## GIVEN INSTRUCTION
Write out the material exactly, leaving every picture behind.

## MATERIAL PROVIDED
..............................

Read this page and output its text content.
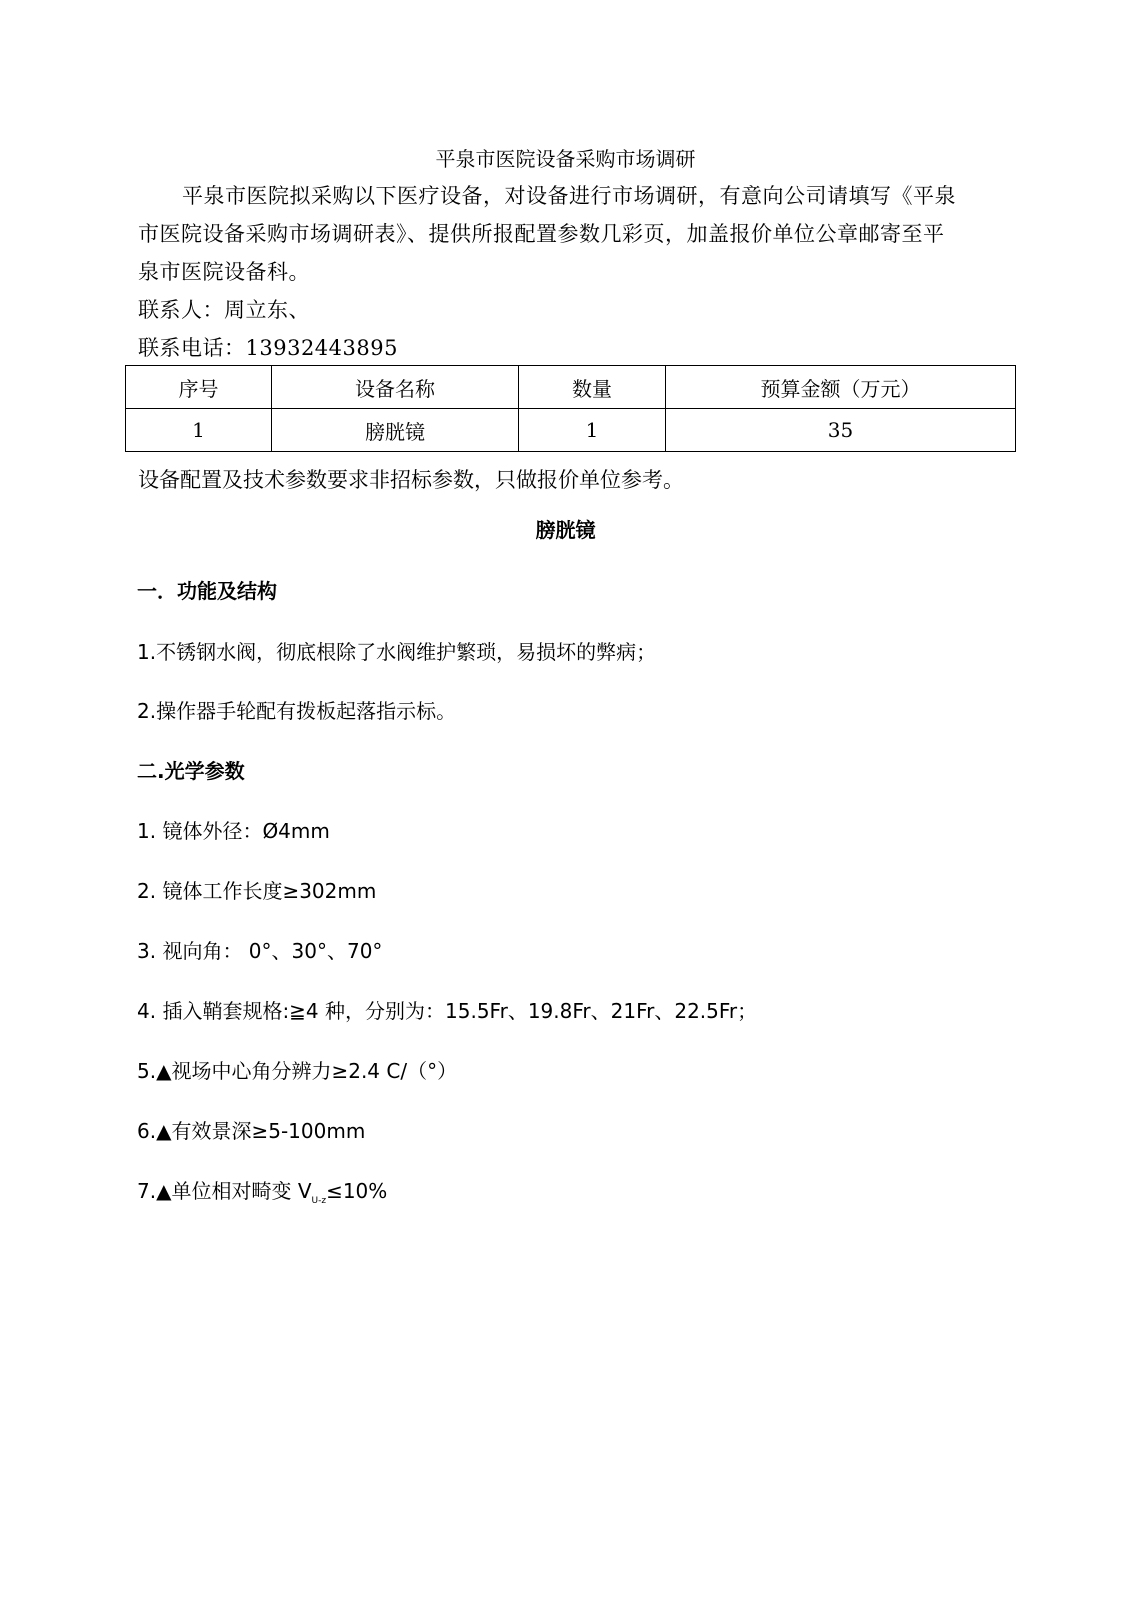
平泉市医院设备采购市场调研
平泉市医院拟采购以下医疗设备，对设备进行市场调研，有意向公司请填写《平泉
市医院设备采购市场调研表》、提供所报配置参数几彩页，加盖报价单位公章邮寄至平
泉市医院设备科。
联系人：周立东、
联系电话：13932443895
序号	设备名称	数量	预算金额（万元）
1	膀胱镜	1	35
设备配置及技术参数要求非招标参数，只做报价单位参考。
膀胱镜
一．功能及结构
1.不锈钢水阀，彻底根除了水阀维护繁琐，易损坏的弊病；
2.操作器手轮配有拨板起落指示标。
二.光学参数
1. 镜体外径：Ø4mm
2. 镜体工作长度≥302mm
3. 视向角： 0°、30°、70°
4. 插入鞘套规格:≧4 种，分别为：15.5Fr、19.8Fr、21Fr、22.5Fr；
5.▲视场中心角分辨力≥2.4 C/（°）
6.▲有效景深≥5-100mm
7.▲单位相对畸变 $V_{U-z}\le 10\%$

..............................

## EXPECTED ANSWER
Read this page and output its text content.
平泉市医院设备采购市场调研
平泉市医院拟采购以下医疗设备，对设备进行市场调研，有意向公司请填写《平泉
市医院设备采购市场调研表》、提供所报配置参数几彩页，加盖报价单位公章邮寄至平
泉市医院设备科。
联系人：周立东、
联系电话：13932443895
序号	设备名称	数量	预算金额（万元）
1	膀胱镜	1	35
设备配置及技术参数要求非招标参数，只做报价单位参考。
膀胱镜
一．功能及结构
1.不锈钢水阀，彻底根除了水阀维护繁琐，易损坏的弊病；
2.操作器手轮配有拨板起落指示标。
二.光学参数
1. 镜体外径：Ø4mm
2. 镜体工作长度≥302mm
3. 视向角： 0°、30°、70°
4. 插入鞘套规格:≧4 种，分别为：15.5Fr、19.8Fr、21Fr、22.5Fr；
5.▲视场中心角分辨力≥2.4 C/（°）
6.▲有效景深≥5-100mm
7.▲单位相对畸变 $V_{U-z}\le 10\%$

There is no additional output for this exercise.